** begin GIVEN DATA **

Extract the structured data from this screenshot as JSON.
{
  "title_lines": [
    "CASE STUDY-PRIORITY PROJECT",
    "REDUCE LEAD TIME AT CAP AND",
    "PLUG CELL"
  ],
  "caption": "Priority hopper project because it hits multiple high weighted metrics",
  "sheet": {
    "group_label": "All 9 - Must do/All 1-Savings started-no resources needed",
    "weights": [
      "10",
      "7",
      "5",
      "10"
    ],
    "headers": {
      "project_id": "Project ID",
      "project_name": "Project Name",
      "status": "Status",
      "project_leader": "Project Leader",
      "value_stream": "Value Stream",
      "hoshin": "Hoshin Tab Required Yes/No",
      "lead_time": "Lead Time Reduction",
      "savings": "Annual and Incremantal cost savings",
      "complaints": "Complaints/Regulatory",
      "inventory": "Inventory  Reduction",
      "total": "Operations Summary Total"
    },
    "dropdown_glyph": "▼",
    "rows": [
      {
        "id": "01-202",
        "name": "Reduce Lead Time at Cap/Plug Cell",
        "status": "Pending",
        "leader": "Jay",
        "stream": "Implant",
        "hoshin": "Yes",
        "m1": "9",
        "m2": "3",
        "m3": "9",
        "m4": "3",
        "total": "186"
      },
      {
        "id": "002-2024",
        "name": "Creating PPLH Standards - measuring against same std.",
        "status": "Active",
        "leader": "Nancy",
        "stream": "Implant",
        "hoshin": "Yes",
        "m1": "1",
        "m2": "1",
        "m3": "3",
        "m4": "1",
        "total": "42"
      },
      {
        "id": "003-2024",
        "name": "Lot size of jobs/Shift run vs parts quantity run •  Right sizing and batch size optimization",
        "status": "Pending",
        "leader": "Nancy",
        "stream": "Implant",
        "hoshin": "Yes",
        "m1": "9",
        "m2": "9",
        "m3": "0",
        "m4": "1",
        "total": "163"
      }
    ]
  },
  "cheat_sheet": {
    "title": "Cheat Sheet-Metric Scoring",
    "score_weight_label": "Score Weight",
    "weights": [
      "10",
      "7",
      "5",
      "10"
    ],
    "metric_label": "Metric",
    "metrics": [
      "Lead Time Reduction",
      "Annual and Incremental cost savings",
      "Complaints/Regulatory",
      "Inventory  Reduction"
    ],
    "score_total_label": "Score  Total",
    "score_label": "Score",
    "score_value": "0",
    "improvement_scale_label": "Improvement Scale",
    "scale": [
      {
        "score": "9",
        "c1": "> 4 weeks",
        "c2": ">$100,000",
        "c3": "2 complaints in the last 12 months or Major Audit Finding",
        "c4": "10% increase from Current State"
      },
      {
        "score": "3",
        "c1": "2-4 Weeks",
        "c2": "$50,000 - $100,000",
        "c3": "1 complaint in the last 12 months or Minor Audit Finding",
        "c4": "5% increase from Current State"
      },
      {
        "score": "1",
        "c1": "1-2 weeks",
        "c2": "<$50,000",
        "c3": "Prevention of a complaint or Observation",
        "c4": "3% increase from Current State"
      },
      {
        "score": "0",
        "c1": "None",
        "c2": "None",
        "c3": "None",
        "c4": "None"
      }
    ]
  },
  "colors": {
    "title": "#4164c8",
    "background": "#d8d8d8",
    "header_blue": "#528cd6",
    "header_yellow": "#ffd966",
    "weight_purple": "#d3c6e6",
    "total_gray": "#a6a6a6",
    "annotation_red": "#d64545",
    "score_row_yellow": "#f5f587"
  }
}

** end GIVEN DATA **

* [EXERCISE] Retype every entry above, word for word.

* [EXERCISE SOLUTION]
Extract the structured data from this screenshot as JSON.
{
  "title_lines": [
    "CASE STUDY-PRIORITY PROJECT",
    "REDUCE LEAD TIME AT CAP AND",
    "PLUG CELL"
  ],
  "caption": "Priority hopper project because it hits multiple high weighted metrics",
  "sheet": {
    "group_label": "All 9 - Must do/All 1-Savings started-no resources needed",
    "weights": [
      "10",
      "7",
      "5",
      "10"
    ],
    "headers": {
      "project_id": "Project ID",
      "project_name": "Project Name",
      "status": "Status",
      "project_leader": "Project Leader",
      "value_stream": "Value Stream",
      "hoshin": "Hoshin Tab Required Yes/No",
      "lead_time": "Lead Time Reduction",
      "savings": "Annual and Incremantal cost savings",
      "complaints": "Complaints/Regulatory",
      "inventory": "Inventory  Reduction",
      "total": "Operations Summary Total"
    },
    "dropdown_glyph": "▼",
    "rows": [
      {
        "id": "01-202",
        "name": "Reduce Lead Time at Cap/Plug Cell",
        "status": "Pending",
        "leader": "Jay",
        "stream": "Implant",
        "hoshin": "Yes",
        "m1": "9",
        "m2": "3",
        "m3": "9",
        "m4": "3",
        "total": "186"
      },
      {
        "id": "002-2024",
        "name": "Creating PPLH Standards - measuring against same std.",
        "status": "Active",
        "leader": "Nancy",
        "stream": "Implant",
        "hoshin": "Yes",
        "m1": "1",
        "m2": "1",
        "m3": "3",
        "m4": "1",
        "total": "42"
      },
      {
        "id": "003-2024",
        "name": "Lot size of jobs/Shift run vs parts quantity run •  Right sizing and batch size optimization",
        "status": "Pending",
        "leader": "Nancy",
        "stream": "Implant",
        "hoshin": "Yes",
        "m1": "9",
        "m2": "9",
        "m3": "0",
        "m4": "1",
        "total": "163"
      }
    ]
  },
  "cheat_sheet": {
    "title": "Cheat Sheet-Metric Scoring",
    "score_weight_label": "Score Weight",
    "weights": [
      "10",
      "7",
      "5",
      "10"
    ],
    "metric_label": "Metric",
    "metrics": [
      "Lead Time Reduction",
      "Annual and Incremental cost savings",
      "Complaints/Regulatory",
      "Inventory  Reduction"
    ],
    "score_total_label": "Score  Total",
    "score_label": "Score",
    "score_value": "0",
    "improvement_scale_label": "Improvement Scale",
    "scale": [
      {
        "score": "9",
        "c1": "> 4 weeks",
        "c2": ">$100,000",
        "c3": "2 complaints in the last 12 months or Major Audit Finding",
        "c4": "10% increase from Current State"
      },
      {
        "score": "3",
        "c1": "2-4 Weeks",
        "c2": "$50,000 - $100,000",
        "c3": "1 complaint in the last 12 months or Minor Audit Finding",
        "c4": "5% increase from Current State"
      },
      {
        "score": "1",
        "c1": "1-2 weeks",
        "c2": "<$50,000",
        "c3": "Prevention of a complaint or Observation",
        "c4": "3% increase from Current State"
      },
      {
        "score": "0",
        "c1": "None",
        "c2": "None",
        "c3": "None",
        "c4": "None"
      }
    ]
  },
  "colors": {
    "title": "#4164c8",
    "background": "#d8d8d8",
    "header_blue": "#528cd6",
    "header_yellow": "#ffd966",
    "weight_purple": "#d3c6e6",
    "total_gray": "#a6a6a6",
    "annotation_red": "#d64545",
    "score_row_yellow": "#f5f587"
  }
}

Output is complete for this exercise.